A new tool for developing gene therapies against cancer, genetic disorders, and blood diseases

A UCLA-led research team today reports that it has developed a new method for delivering DNA into stem cells and immune cells safely, rapidly and economically. The method, described in the journal Proceedings of the National Academy of Sciences, could give scientists a new tool for manufacturing gene therapies for people with cancer, genetic disorders and blood diseases.

The study's co-senior author is Paul Weiss, a UCLA distinguished professor of chemistry and biochemistry, of bioengineering and of materials science and engineering.

"We are figuring out how to get gene-editing tools into cells efficiently, safely and economically," he said. "We want to get them into enormous numbers of cells without using viruses, electroshock treatments or chemicals that will rip open the membrane and kill many of the cells, and our results so far are promising."

In current practice, cells used for genetic therapies are sent to specialized labs, which can take up to two months to produce an individualized treatment. And those treatments are expensive: A single regimen for one patient can cost hundreds of thousands of dollars.

"We hope our method could be used in the future to prepare treatments that can be performed at the patient's bedside," Weiss said.

The method could be used with CRISPR, the genetic engineering technique that enables DNA to be edited with remarkable precision. However, using CRISPR efficiently, safely and economically in medical therapies has proven to be a challenge -- one this new method may be able to solve.

The technique uses high-frequency acoustic waves coupled with millions of cells that flow through an "acoustofluidic device" in a cell culture liquid. The device was invented by the research team as part of the study; inside of it are tiny speakers that convert electrical signals to mechanical vibrations that are used to manipulate the cells.

That procedure opens up pores along the cells' membranes that allow DNA and other biological cargo to enter the cells, and it enables the researchers to insert the cargo without the risk of damaging the cells by contacting them directly.

Dr. Steven Jonas, the study's co-senior author and a UCLA clinical instructor in pediatrics, likened the soundwaves' ability to move cells to the experience when audience members actually feel the sound at a concert.

"At a concert hall, you can feel the bass -- and if you can feel the sound, the cell can feel the acoustic wave," said Jonas, a member of the California NanoSystems Institute at UCLA, the UCLA Jonsson Comprehensive Cancer Center and Eli and Edythe Broad Center of Regenerative Medicine and Stem Cell Research at UCLA. "We can engineer the acoustic waves to direct the cells as needed."

The researchers delivered short strands of DNA called plasmids into human blood cells and blood-forming stem cells that were intended specifically for laboratory research, and pumped millions of such cells through the acoustofluidic device. Once inside a cell, a plasmid can be made into a protein that may be missing or damaged, or it can give the cell new capabilities.

When combined with new gene-editing approaches, the method enables us to correct a DNA sequence that is miscoded in a disease."

Paul Weiss, Study's Co-Senior Author and Distinguished Professor of Chemistry and Biochemistry, UCLA

Weiss is also a member of CNSI.

Plasmids used as templates for gene editing can make the correction because they have the right coded sequence for the desired protein, he explained.

Lead author Jason Belling, a UCLA graduate student in chemistry and biochemistry, was able to insert plasmids into the model cells used for testing about 60% of the time, without using any chemical and physical treatments.

"The viability is very high compared with other techniques," Weiss said, "but we still want higher efficiencies and are working toward that."

## EXCERPTED DATA
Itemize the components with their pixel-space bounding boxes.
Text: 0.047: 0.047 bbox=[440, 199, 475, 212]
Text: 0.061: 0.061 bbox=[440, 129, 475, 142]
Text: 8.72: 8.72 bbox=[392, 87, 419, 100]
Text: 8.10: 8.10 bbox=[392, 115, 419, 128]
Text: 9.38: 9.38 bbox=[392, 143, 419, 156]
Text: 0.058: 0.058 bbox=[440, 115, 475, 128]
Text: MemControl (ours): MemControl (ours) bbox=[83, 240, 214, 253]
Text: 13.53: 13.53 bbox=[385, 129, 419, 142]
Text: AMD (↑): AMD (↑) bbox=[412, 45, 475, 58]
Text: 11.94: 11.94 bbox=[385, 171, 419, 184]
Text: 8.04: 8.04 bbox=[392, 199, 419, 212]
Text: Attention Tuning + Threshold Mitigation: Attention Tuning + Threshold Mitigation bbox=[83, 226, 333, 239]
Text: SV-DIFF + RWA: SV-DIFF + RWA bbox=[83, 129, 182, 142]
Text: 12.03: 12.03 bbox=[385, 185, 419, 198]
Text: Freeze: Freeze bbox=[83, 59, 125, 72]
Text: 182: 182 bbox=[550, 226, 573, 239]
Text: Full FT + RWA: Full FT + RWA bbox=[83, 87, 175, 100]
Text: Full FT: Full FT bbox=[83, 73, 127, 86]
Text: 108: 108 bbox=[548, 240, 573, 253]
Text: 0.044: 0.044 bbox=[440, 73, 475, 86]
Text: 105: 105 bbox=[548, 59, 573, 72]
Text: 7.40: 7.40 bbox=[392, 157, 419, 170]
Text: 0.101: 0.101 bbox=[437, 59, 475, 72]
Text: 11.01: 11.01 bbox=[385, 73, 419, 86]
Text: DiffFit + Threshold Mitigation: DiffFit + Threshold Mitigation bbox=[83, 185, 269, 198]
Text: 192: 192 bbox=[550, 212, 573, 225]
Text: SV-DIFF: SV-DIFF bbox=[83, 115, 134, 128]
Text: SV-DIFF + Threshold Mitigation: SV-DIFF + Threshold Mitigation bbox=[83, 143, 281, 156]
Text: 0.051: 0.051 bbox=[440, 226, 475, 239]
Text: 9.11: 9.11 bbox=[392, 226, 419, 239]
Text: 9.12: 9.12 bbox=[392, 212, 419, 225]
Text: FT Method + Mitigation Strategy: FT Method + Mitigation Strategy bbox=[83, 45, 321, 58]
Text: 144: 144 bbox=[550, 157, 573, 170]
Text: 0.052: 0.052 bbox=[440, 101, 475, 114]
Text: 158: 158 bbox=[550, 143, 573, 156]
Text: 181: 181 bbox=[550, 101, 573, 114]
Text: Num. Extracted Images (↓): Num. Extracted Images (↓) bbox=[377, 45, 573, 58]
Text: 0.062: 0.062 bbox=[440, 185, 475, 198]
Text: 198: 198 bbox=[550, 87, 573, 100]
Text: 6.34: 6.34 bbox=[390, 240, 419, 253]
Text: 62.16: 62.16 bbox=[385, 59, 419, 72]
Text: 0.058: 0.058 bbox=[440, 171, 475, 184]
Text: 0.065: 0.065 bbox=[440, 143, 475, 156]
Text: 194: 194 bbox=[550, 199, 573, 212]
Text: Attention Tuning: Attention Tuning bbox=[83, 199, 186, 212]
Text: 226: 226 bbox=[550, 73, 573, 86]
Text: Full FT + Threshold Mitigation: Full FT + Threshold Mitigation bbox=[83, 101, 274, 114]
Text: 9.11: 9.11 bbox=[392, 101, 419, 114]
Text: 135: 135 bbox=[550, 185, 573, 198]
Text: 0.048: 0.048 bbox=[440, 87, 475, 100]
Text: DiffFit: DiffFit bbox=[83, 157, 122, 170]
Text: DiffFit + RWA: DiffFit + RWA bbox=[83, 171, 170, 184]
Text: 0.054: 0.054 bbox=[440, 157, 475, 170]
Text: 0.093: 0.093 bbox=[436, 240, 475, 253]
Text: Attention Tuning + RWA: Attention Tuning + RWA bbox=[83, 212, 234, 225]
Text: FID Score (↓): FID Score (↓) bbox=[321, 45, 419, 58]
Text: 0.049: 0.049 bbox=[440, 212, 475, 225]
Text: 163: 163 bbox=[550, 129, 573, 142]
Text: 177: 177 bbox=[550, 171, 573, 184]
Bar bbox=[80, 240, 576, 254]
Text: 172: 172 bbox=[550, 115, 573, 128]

## TASK A
Decide whether each statement agrees with the gene therapy article. Answer yes or no for each, and quote the deciding words. (i) Cells for genetic therapies are currently sent to specialized labs that can take up to two months to produce a treatment. (ii) The acoustofluidic device was obtained from an outside manufacturer. (iii) The lead author inserted plasmids into the model cells about 80% of the time.
## TASK B
According to the gene therapy article, in which journal is the new method described?
## TASK C
Return the passage of the gene therapy article from "The technique uses" up to and including "at a concert.", copied word for word.

## SOLUTION A
(i) Yes: "In current practice, cells used for genetic therapies are sent to specialized labs, which can take up to two months to produce an individualized treatment."
(ii) No: "The device was invented by the research team as part of the study"
(iii) No: "was able to insert plasmids into the model cells used for testing about 60% of the time"

## SOLUTION B
Proceedings of the National Academy of Sciences.

## SOLUTION C
The technique uses high-frequency acoustic waves coupled with millions of cells that flow through an "acoustofluidic device" in a cell culture liquid. The device was invented by the research team as part of the study; inside of it are tiny speakers that convert electrical signals to mechanical vibrations that are used to manipulate the cells.

That procedure opens up pores along the cells' membranes that allow DNA and other biological cargo to enter the cells, and it enables the researchers to insert the cargo without the risk of damaging the cells by contacting them directly.

Dr. Steven Jonas, the study's co-senior author and a UCLA clinical instructor in pediatrics, likened the soundwaves' ability to move cells to the experience when audience members actually feel the sound at a concert.